▸ RAW DATA:
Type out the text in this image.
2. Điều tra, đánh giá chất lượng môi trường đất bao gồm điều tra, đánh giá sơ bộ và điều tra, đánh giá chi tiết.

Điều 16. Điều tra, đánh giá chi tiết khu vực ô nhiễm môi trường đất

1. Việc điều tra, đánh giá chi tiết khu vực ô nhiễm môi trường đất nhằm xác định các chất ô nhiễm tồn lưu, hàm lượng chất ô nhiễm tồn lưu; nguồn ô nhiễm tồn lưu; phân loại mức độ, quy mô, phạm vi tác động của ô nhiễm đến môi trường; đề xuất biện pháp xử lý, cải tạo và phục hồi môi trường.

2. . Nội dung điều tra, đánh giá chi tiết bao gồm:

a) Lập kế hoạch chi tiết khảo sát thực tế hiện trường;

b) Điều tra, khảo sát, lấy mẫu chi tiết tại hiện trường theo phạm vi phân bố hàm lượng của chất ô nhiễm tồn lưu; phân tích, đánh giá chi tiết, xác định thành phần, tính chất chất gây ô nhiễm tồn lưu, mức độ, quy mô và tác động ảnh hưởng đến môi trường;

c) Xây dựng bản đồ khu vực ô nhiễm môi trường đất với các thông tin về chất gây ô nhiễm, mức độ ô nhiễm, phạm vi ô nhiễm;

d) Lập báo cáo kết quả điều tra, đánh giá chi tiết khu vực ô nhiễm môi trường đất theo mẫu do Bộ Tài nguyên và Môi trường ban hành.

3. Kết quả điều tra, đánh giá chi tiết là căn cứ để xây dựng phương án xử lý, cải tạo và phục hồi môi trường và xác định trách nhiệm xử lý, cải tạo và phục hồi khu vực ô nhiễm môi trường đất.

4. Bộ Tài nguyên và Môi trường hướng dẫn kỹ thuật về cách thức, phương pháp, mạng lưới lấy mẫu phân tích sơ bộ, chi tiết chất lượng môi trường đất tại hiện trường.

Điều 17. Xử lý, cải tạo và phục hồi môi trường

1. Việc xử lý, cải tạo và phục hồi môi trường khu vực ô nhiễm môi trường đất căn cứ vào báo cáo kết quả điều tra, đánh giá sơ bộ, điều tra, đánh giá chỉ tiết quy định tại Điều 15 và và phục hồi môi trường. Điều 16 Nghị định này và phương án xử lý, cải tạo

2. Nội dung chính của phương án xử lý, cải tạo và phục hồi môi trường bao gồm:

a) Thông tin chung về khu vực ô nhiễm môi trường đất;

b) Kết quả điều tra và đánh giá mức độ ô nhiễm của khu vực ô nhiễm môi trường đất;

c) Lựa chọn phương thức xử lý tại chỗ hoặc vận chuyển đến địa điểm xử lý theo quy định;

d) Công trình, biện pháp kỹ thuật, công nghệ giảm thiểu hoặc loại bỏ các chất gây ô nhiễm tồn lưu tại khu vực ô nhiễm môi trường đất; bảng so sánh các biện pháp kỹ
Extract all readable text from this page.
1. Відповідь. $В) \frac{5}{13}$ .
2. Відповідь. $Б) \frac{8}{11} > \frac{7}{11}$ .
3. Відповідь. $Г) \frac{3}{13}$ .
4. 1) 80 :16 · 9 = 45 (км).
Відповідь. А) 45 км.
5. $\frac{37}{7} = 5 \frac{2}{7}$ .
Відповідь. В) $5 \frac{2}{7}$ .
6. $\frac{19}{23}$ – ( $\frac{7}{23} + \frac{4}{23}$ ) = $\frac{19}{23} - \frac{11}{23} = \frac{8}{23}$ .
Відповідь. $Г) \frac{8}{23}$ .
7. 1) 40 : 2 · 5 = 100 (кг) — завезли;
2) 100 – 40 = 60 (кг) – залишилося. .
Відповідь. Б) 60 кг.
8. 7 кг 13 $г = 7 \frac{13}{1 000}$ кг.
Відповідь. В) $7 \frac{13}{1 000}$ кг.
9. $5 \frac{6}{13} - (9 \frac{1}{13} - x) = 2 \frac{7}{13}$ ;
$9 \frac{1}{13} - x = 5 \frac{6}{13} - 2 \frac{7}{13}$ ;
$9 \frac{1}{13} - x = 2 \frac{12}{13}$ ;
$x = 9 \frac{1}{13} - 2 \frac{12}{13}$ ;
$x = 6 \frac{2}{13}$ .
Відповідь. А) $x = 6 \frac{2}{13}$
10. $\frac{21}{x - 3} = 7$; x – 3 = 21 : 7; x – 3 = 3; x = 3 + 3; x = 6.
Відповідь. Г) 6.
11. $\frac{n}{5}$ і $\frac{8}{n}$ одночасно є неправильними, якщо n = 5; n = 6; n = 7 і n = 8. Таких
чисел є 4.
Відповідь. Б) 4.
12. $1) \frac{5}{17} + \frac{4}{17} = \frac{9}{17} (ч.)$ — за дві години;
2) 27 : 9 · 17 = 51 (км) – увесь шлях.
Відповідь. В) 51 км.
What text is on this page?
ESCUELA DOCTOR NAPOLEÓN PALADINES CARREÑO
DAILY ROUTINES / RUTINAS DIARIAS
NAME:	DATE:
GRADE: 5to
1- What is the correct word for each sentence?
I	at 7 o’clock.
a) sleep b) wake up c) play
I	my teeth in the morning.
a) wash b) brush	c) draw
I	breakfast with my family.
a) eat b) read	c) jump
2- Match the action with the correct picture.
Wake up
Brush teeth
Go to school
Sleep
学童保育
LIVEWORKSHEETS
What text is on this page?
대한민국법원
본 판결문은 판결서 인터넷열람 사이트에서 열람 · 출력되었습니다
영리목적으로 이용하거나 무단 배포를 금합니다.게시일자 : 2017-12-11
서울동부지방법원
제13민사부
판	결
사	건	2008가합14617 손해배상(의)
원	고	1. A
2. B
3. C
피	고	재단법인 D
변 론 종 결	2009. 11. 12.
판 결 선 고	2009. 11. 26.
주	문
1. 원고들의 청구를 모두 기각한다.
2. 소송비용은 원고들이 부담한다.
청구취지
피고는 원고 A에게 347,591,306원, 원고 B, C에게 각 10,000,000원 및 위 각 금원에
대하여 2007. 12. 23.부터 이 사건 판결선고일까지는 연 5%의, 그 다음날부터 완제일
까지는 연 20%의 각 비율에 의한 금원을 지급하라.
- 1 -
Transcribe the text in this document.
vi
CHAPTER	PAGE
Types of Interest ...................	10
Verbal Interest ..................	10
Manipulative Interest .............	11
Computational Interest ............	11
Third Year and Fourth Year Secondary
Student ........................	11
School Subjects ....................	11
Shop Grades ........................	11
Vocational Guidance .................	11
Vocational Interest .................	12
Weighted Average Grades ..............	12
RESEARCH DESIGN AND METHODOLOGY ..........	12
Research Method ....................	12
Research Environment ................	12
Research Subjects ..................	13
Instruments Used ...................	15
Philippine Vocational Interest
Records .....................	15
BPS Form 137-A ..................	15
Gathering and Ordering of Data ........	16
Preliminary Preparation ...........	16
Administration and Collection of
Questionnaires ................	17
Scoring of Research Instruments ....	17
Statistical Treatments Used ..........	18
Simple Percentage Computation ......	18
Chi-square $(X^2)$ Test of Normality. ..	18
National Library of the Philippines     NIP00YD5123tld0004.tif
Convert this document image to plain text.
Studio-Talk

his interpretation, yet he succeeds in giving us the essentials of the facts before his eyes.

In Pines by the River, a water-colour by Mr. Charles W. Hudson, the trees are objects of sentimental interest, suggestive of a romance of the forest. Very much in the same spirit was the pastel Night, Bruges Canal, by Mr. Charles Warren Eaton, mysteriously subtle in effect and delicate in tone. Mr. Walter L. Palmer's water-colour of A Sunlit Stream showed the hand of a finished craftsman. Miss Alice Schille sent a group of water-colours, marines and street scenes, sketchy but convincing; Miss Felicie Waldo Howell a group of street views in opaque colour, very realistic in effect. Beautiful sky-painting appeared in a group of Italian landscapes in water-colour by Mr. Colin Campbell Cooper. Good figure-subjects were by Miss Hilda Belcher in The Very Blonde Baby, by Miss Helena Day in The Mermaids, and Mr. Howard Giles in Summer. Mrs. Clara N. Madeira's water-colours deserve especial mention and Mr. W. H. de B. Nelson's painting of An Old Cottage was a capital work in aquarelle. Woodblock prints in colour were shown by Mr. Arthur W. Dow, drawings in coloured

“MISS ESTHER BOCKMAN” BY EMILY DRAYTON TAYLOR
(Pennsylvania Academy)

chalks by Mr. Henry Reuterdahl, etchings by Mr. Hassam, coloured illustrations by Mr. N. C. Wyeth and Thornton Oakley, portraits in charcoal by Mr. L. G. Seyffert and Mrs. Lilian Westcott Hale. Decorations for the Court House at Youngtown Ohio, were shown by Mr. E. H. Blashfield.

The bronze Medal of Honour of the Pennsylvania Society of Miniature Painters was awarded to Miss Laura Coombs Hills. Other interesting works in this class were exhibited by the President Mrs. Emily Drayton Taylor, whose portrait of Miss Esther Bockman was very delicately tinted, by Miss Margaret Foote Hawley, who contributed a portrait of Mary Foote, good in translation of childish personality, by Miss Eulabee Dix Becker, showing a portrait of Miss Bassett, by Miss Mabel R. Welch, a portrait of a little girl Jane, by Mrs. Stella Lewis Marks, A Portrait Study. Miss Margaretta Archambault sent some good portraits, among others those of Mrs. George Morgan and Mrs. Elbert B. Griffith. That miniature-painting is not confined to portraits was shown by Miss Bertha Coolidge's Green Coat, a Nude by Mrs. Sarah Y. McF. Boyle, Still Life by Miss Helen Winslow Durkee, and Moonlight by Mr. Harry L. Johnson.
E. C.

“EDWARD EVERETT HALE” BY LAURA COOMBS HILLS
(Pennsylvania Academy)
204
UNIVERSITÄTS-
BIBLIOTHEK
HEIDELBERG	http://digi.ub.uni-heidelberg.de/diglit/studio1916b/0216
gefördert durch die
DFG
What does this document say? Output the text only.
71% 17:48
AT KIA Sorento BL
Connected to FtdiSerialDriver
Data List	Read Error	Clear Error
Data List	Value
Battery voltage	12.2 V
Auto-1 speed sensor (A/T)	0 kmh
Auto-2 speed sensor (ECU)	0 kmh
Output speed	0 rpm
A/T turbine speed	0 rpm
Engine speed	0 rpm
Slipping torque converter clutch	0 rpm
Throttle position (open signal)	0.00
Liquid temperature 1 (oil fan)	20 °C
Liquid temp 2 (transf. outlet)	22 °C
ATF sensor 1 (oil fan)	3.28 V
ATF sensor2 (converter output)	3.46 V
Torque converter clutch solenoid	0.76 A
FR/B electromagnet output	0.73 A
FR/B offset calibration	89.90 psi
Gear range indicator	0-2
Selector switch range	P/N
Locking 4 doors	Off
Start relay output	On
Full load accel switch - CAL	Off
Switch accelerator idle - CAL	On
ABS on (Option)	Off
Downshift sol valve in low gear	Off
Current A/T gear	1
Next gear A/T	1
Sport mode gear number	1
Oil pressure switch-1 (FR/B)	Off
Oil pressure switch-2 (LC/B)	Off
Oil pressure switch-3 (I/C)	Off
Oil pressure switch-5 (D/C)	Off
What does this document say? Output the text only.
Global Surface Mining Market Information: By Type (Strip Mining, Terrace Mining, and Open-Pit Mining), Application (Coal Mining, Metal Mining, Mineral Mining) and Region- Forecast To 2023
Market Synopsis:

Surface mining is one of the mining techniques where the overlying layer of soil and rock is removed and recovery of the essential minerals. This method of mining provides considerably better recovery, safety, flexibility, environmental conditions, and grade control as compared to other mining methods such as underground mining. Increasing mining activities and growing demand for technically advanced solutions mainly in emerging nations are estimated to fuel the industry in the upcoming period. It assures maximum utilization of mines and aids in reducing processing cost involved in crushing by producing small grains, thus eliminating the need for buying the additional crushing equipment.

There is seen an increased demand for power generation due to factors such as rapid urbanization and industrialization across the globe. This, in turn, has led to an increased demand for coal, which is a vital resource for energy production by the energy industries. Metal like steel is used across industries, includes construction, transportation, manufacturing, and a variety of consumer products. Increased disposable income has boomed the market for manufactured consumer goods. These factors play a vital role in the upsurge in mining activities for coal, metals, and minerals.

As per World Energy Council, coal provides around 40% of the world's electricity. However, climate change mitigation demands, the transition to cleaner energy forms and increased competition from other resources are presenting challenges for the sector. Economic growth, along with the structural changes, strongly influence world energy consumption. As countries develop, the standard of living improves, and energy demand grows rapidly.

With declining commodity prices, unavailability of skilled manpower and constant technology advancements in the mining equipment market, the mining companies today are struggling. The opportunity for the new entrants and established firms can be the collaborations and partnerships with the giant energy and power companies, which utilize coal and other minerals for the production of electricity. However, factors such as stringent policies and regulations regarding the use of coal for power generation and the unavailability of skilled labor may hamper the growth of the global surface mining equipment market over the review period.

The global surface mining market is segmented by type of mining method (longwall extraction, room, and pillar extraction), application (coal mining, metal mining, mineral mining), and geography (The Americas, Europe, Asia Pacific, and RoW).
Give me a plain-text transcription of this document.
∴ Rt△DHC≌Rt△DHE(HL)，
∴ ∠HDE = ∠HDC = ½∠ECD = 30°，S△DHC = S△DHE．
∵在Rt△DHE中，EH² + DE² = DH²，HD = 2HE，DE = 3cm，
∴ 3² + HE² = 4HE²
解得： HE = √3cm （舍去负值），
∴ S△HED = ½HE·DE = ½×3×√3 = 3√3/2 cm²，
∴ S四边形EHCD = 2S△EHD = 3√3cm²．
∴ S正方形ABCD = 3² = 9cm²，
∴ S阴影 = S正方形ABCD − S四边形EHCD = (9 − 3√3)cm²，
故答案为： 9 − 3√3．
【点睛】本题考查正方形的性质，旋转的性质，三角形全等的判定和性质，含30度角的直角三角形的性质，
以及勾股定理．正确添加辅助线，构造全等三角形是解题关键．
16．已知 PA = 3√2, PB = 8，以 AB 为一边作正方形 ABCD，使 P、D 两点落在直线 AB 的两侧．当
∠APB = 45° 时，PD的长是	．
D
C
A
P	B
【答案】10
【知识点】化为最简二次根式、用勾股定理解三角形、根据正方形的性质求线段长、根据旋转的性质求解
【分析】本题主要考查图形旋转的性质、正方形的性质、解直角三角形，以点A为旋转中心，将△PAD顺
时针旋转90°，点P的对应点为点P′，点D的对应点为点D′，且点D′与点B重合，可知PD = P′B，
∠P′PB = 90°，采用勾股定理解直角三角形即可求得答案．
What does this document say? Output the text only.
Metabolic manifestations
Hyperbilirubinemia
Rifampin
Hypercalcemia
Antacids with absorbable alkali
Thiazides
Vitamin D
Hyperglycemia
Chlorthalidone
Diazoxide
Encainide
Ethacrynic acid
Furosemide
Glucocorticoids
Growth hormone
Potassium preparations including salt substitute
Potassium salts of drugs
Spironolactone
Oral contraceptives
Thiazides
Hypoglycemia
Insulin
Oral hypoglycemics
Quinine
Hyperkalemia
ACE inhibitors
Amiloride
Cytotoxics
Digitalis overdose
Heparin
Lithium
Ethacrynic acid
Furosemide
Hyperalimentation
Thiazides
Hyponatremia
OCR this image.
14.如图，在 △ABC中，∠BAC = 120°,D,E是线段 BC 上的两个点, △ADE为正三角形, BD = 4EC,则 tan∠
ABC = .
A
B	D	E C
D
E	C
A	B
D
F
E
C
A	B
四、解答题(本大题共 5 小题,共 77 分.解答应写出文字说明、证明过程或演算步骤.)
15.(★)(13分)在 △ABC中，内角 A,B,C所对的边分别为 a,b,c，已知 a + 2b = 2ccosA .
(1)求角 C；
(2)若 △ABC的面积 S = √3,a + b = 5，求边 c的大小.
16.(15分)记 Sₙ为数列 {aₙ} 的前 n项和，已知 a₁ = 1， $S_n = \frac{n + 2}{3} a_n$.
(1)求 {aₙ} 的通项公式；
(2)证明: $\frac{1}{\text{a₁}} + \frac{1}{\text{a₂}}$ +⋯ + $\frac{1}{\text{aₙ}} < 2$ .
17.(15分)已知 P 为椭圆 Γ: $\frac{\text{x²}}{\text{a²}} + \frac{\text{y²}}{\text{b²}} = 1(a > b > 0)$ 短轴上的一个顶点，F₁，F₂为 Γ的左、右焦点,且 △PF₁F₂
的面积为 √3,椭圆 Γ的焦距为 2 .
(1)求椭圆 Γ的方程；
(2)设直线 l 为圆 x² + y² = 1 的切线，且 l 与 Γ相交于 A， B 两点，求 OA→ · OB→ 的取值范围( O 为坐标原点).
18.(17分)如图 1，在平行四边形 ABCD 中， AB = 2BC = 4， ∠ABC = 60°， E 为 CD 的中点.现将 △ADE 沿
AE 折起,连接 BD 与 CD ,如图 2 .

▸ WORK TO DO: Check each line of the records above for "pháp", and copy those that have it.

▸ RESULT OF THIS EXERCISE:
1. Việc điều tra, đánh giá chi tiết khu vực ô nhiễm môi trường đất nhằm xác định các chất ô nhiễm tồn lưu, hàm lượng chất ô nhiễm tồn lưu; nguồn ô nhiễm tồn lưu; phân loại mức độ, quy mô, phạm vi tác động của ô nhiễm đến môi trường; đề xuất biện pháp xử lý, cải tạo và phục hồi môi trường.
4. Bộ Tài nguyên và Môi trường hướng dẫn kỹ thuật về cách thức, phương pháp, mạng lưới lấy mẫu phân tích sơ bộ, chi tiết chất lượng môi trường đất tại hiện trường.
d) Công trình, biện pháp kỹ thuật, công nghệ giảm thiểu hoặc loại bỏ các chất gây ô nhiễm tồn lưu tại khu vực ô nhiễm môi trường đất; bảng so sánh các biện pháp kỹ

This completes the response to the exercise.